Aufgabe 1 -
Bis wann will die GDL den Streik laut dem Auszug über den Bahnstreik fortsetzen?

++++ Auszug ++++

Der Tarifkampf der Lokführer und Zugbegleiter ist mit dem einwöchigen Streik in eine neue Phase eingetreten. Seit Montagnachmittag wird der Güterverkehr, seit Dienstag auch der Personenverkehr bundesweit bestreikt. Die GDL (Gewerkschaft Deutscher Lokomotivführer) will den Streik noch bis Sonntagmorgen fortsetzen.
Nachdem der Streik in den ersten beiden Tagen weitgehend befolgt wurde und große Teile des Güter- und Personenverkehrs zum Stillstand brachte, schlug Bahnchef Rüdiger Grube vor, den früheren Brandenburger Ministerpräsidenten Matthias Platzeck als Vermittler einzuschalten.
GDL-Chef Claus Weselsky wies dies am Dienstagmittag zurück. Auf einer Kundgebung in Köln sagte er: „Niemand sollte davon ausgehen, dass wir zum jetzigen Zeitpunkt aufgrund eines PR-Gags des Vorstandsvorsitzenden die Streikaktionen beenden.“ Grube hatte zur Bedingung gemacht, dass die GDL den Streik sofort abbricht.
Vor dem Frankfurter Hauptbahnhof kommentierten am Mittwoch streikende Lokführer und Zugbegleiter, aber auch Reisende und Passanten die jüngste Streikentwicklung.
„Das soll wohl ein Witz sein, dass man uns als unabhängigen Vermittler jetzt den Platzeck vorschlägt, einen prominenten SPD-Politiker“, sagte ein junger Zugbegleiter, der von Grubes Angebot gehört hatte. „Wo die [SPD-Bundesarbeitsministerin Andrea] Nahles doch selbst das Tarifeinheitsgesetz durchsetzt, das uns mundtot machen soll.“
Damit sprach er den Gesetzentwurf zur Tarifeinheit an, den SPD-Arbeitsministerin Andrea Nahles gerade schnellstmöglich im Parlament durchsetzen will. Das Gesetz, das für jeden Betrieb nur noch einen Tarifvertrag vorsieht, zielt darauf ab, die Kontrolle der DGB-Gewerkschaften zu festigen und in eine regelrechte Zwangsjacke für die Beschäftigten zu verwandeln. Jeder von Arbeitern selbst organisierte Streik wäre dann von vorneherein illegal.
„Mit diesem Gesetz greifen sie das demokratische Streikrecht jedes Arbeiters an“, erklärte die Zugführerin Sabine S., die zum Bahnhof gekommen war, um ihre streikenden Kollegen zu unterstützen. Sie wies auf die deutsche Geschichte hin, erwähnte die Zerschlagung demokratischer Rechte durch die Hitler-Diktatur und später die Notstandsgesetze und sagte: „Alle Arbeiterrechte sind hier nur gegen den Widerstand von Wirtschaft und Politik erkämpft worden. Es müsste doch jedem klar sein, dass man die demokratischen Grundrechte verteidigen muss.“
„Ich hoffe wirklich sehr, dass die Lokführer durchsetzen, dass die GDL ihre Forderungen auch für das übrige Bahnpersonal erheben darf“, fuhr Sabine fort. „Von der andern Gewerkschaft, der EVG (der früheren Transnet), haben wir uns nicht vertreten gefühlt, die hat uns komplett im Stich gelassen.“
„Es geht hier um soziale Grundforderungen“, erklärte sie weiter, „um kürzere Arbeitszeiten und ein besseres Entgelt. Uns Zugbegleiterinnen kann man beispielhaft mit den Zimmermädchen in einem Hotel vergleichen, die im Akkord arbeiten. Wir reden hier von einer 54-Stundenwoche! Wir sind im gleichen Zug wie die Lokführer und haben oft dieselben Bedingungen. Auch wir brauchen mehr Zeit, um sie mit unsern Familien zuhause zu verbringen.

++++ Datensätze ++++

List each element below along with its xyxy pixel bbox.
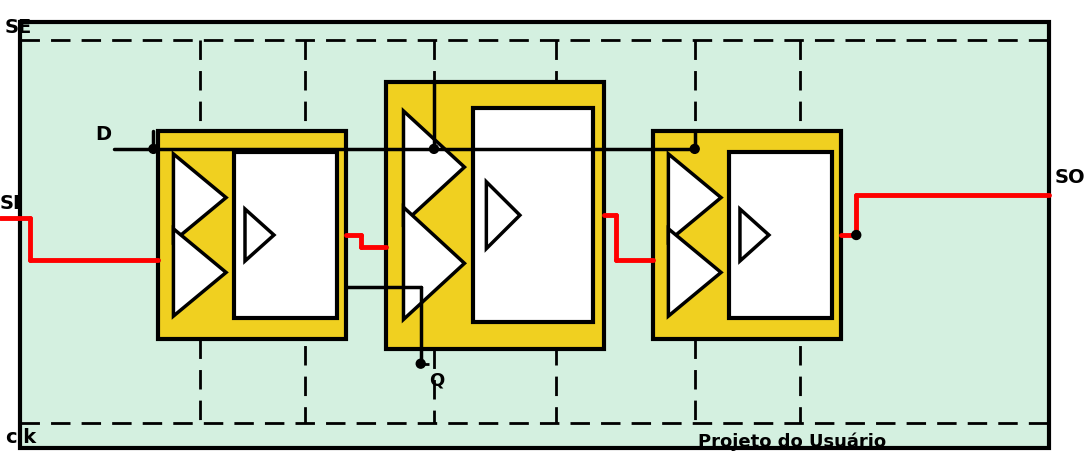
Circle shape bbox=[429, 144, 438, 153]
Polygon shape bbox=[403, 207, 464, 320]
Text: Projeto do Usuário: Projeto do Usuário bbox=[698, 433, 886, 452]
Circle shape bbox=[416, 359, 425, 368]
Bar bbox=[653, 131, 841, 339]
Text: D: D bbox=[96, 125, 112, 144]
Bar bbox=[159, 131, 347, 339]
Text: clk: clk bbox=[5, 428, 36, 447]
Polygon shape bbox=[245, 209, 274, 261]
Circle shape bbox=[852, 230, 861, 239]
Bar bbox=[728, 152, 832, 318]
Text: Q: Q bbox=[428, 371, 443, 389]
Text: SI: SI bbox=[0, 194, 21, 213]
Bar bbox=[473, 108, 592, 322]
Polygon shape bbox=[669, 229, 721, 316]
Text: SO: SO bbox=[1054, 169, 1085, 187]
Polygon shape bbox=[486, 182, 520, 249]
Polygon shape bbox=[174, 229, 226, 316]
Text: SE: SE bbox=[5, 18, 33, 37]
Circle shape bbox=[690, 144, 699, 153]
Bar bbox=[386, 82, 604, 349]
Bar bbox=[234, 152, 337, 318]
Polygon shape bbox=[403, 111, 464, 223]
Circle shape bbox=[149, 144, 158, 153]
Polygon shape bbox=[174, 154, 226, 241]
Polygon shape bbox=[740, 209, 769, 261]
Polygon shape bbox=[669, 154, 721, 241]
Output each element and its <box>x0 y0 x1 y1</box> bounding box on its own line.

++++

Aufgabe 2 -
Gib an, wie viele Zeilen der Datensätze oben die Zeichenfolge "Polygon" enthalten. Nenne nur die Zahl.

Lösung 1 -
Bis Sonntagmorgen.

Lösung 2 -
9